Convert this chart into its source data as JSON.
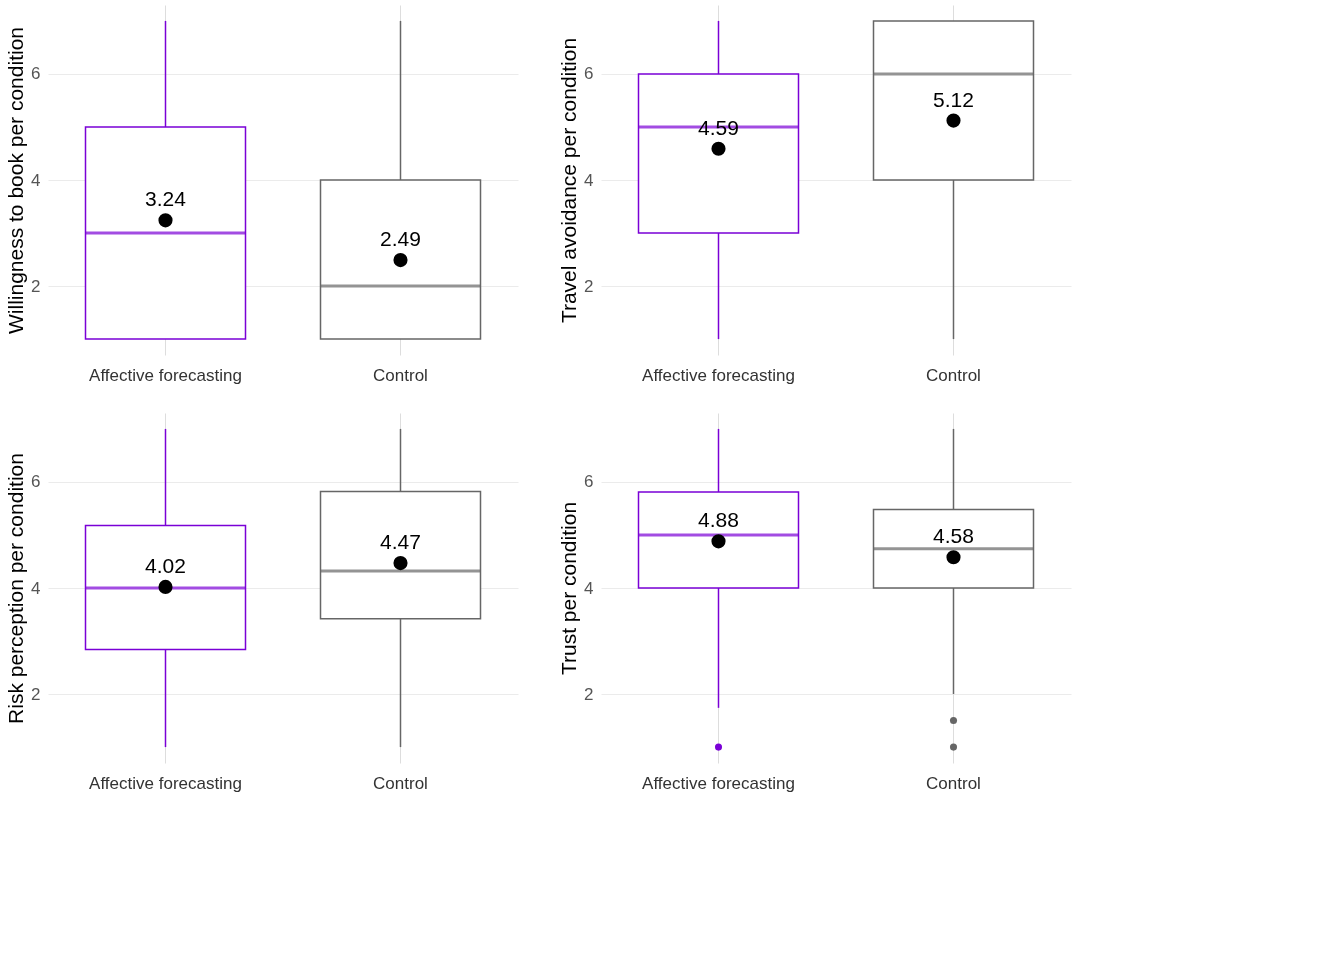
{
  "chart_data": [
    {
      "type": "box",
      "ylabel": "Willingness to book per condition",
      "categories": [
        "Affective forecasting",
        "Control"
      ],
      "colors": [
        "#7a00d6",
        "#666666"
      ],
      "ylim": [
        0.7,
        7.3
      ],
      "yticks": [
        2,
        4,
        6
      ],
      "grid": true,
      "marker": "circle",
      "data_labels": true,
      "boxes": [
        {
          "low": 1,
          "q1": 1,
          "median": 3,
          "q3": 5,
          "high": 7
        },
        {
          "low": 1,
          "q1": 1,
          "median": 2,
          "q3": 4,
          "high": 7
        }
      ],
      "series": [
        {
          "type": "scatter",
          "x": [
            "Affective forecasting",
            "Control"
          ],
          "values": [
            3.24,
            2.49
          ],
          "color": "#000000"
        }
      ]
    },
    {
      "type": "box",
      "ylabel": "Travel avoidance per condition",
      "categories": [
        "Affective forecasting",
        "Control"
      ],
      "colors": [
        "#7a00d6",
        "#666666"
      ],
      "ylim": [
        0.7,
        7.3
      ],
      "yticks": [
        2,
        4,
        6
      ],
      "grid": true,
      "marker": "circle",
      "data_labels": true,
      "boxes": [
        {
          "low": 1,
          "q1": 3,
          "median": 5,
          "q3": 6,
          "high": 7
        },
        {
          "low": 1,
          "q1": 4,
          "median": 6,
          "q3": 7,
          "high": 7
        }
      ],
      "series": [
        {
          "type": "scatter",
          "x": [
            "Affective forecasting",
            "Control"
          ],
          "values": [
            4.59,
            5.12
          ],
          "color": "#000000"
        }
      ]
    },
    {
      "type": "box",
      "ylabel": "Risk perception per condition",
      "categories": [
        "Affective forecasting",
        "Control"
      ],
      "colors": [
        "#7a00d6",
        "#666666"
      ],
      "ylim": [
        0.7,
        7.3
      ],
      "yticks": [
        2,
        4,
        6
      ],
      "grid": true,
      "marker": "circle",
      "data_labels": true,
      "boxes": [
        {
          "low": 1,
          "q1": 2.84,
          "median": 4,
          "q3": 5.18,
          "high": 7
        },
        {
          "low": 1,
          "q1": 3.42,
          "median": 4.32,
          "q3": 5.82,
          "high": 7
        }
      ],
      "series": [
        {
          "type": "scatter",
          "x": [
            "Affective forecasting",
            "Control"
          ],
          "values": [
            4.02,
            4.47
          ],
          "color": "#000000"
        }
      ]
    },
    {
      "type": "box",
      "ylabel": "Trust per condition",
      "categories": [
        "Affective forecasting",
        "Control"
      ],
      "colors": [
        "#7a00d6",
        "#666666"
      ],
      "ylim": [
        0.7,
        7.3
      ],
      "yticks": [
        2,
        4,
        6
      ],
      "grid": true,
      "marker": "circle",
      "data_labels": true,
      "boxes": [
        {
          "low": 1.74,
          "q1": 4,
          "median": 5,
          "q3": 5.81,
          "high": 7,
          "outliers": [
            1
          ]
        },
        {
          "low": 2,
          "q1": 4,
          "median": 4.74,
          "q3": 5.48,
          "high": 7,
          "outliers": [
            1.5,
            1
          ]
        }
      ],
      "series": [
        {
          "type": "scatter",
          "x": [
            "Affective forecasting",
            "Control"
          ],
          "values": [
            4.88,
            4.58
          ],
          "color": "#000000"
        }
      ]
    }
  ]
}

▶ [STATED TASK] Transcribe every line from the records above without alteration, and leave out the images.

▶ [SOLUTION FOR THIS PROBLEM]
Convert this chart into its source data as JSON.
{
  "chart_data": [
    {
      "type": "box",
      "ylabel": "Willingness to book per condition",
      "categories": [
        "Affective forecasting",
        "Control"
      ],
      "colors": [
        "#7a00d6",
        "#666666"
      ],
      "ylim": [
        0.7,
        7.3
      ],
      "yticks": [
        2,
        4,
        6
      ],
      "grid": true,
      "marker": "circle",
      "data_labels": true,
      "boxes": [
        {
          "low": 1,
          "q1": 1,
          "median": 3,
          "q3": 5,
          "high": 7
        },
        {
          "low": 1,
          "q1": 1,
          "median": 2,
          "q3": 4,
          "high": 7
        }
      ],
      "series": [
        {
          "type": "scatter",
          "x": [
            "Affective forecasting",
            "Control"
          ],
          "values": [
            3.24,
            2.49
          ],
          "color": "#000000"
        }
      ]
    },
    {
      "type": "box",
      "ylabel": "Travel avoidance per condition",
      "categories": [
        "Affective forecasting",
        "Control"
      ],
      "colors": [
        "#7a00d6",
        "#666666"
      ],
      "ylim": [
        0.7,
        7.3
      ],
      "yticks": [
        2,
        4,
        6
      ],
      "grid": true,
      "marker": "circle",
      "data_labels": true,
      "boxes": [
        {
          "low": 1,
          "q1": 3,
          "median": 5,
          "q3": 6,
          "high": 7
        },
        {
          "low": 1,
          "q1": 4,
          "median": 6,
          "q3": 7,
          "high": 7
        }
      ],
      "series": [
        {
          "type": "scatter",
          "x": [
            "Affective forecasting",
            "Control"
          ],
          "values": [
            4.59,
            5.12
          ],
          "color": "#000000"
        }
      ]
    },
    {
      "type": "box",
      "ylabel": "Risk perception per condition",
      "categories": [
        "Affective forecasting",
        "Control"
      ],
      "colors": [
        "#7a00d6",
        "#666666"
      ],
      "ylim": [
        0.7,
        7.3
      ],
      "yticks": [
        2,
        4,
        6
      ],
      "grid": true,
      "marker": "circle",
      "data_labels": true,
      "boxes": [
        {
          "low": 1,
          "q1": 2.84,
          "median": 4,
          "q3": 5.18,
          "high": 7
        },
        {
          "low": 1,
          "q1": 3.42,
          "median": 4.32,
          "q3": 5.82,
          "high": 7
        }
      ],
      "series": [
        {
          "type": "scatter",
          "x": [
            "Affective forecasting",
            "Control"
          ],
          "values": [
            4.02,
            4.47
          ],
          "color": "#000000"
        }
      ]
    },
    {
      "type": "box",
      "ylabel": "Trust per condition",
      "categories": [
        "Affective forecasting",
        "Control"
      ],
      "colors": [
        "#7a00d6",
        "#666666"
      ],
      "ylim": [
        0.7,
        7.3
      ],
      "yticks": [
        2,
        4,
        6
      ],
      "grid": true,
      "marker": "circle",
      "data_labels": true,
      "boxes": [
        {
          "low": 1.74,
          "q1": 4,
          "median": 5,
          "q3": 5.81,
          "high": 7,
          "outliers": [
            1
          ]
        },
        {
          "low": 2,
          "q1": 4,
          "median": 4.74,
          "q3": 5.48,
          "high": 7,
          "outliers": [
            1.5,
            1
          ]
        }
      ],
      "series": [
        {
          "type": "scatter",
          "x": [
            "Affective forecasting",
            "Control"
          ],
          "values": [
            4.88,
            4.58
          ],
          "color": "#000000"
        }
      ]
    }
  ]
}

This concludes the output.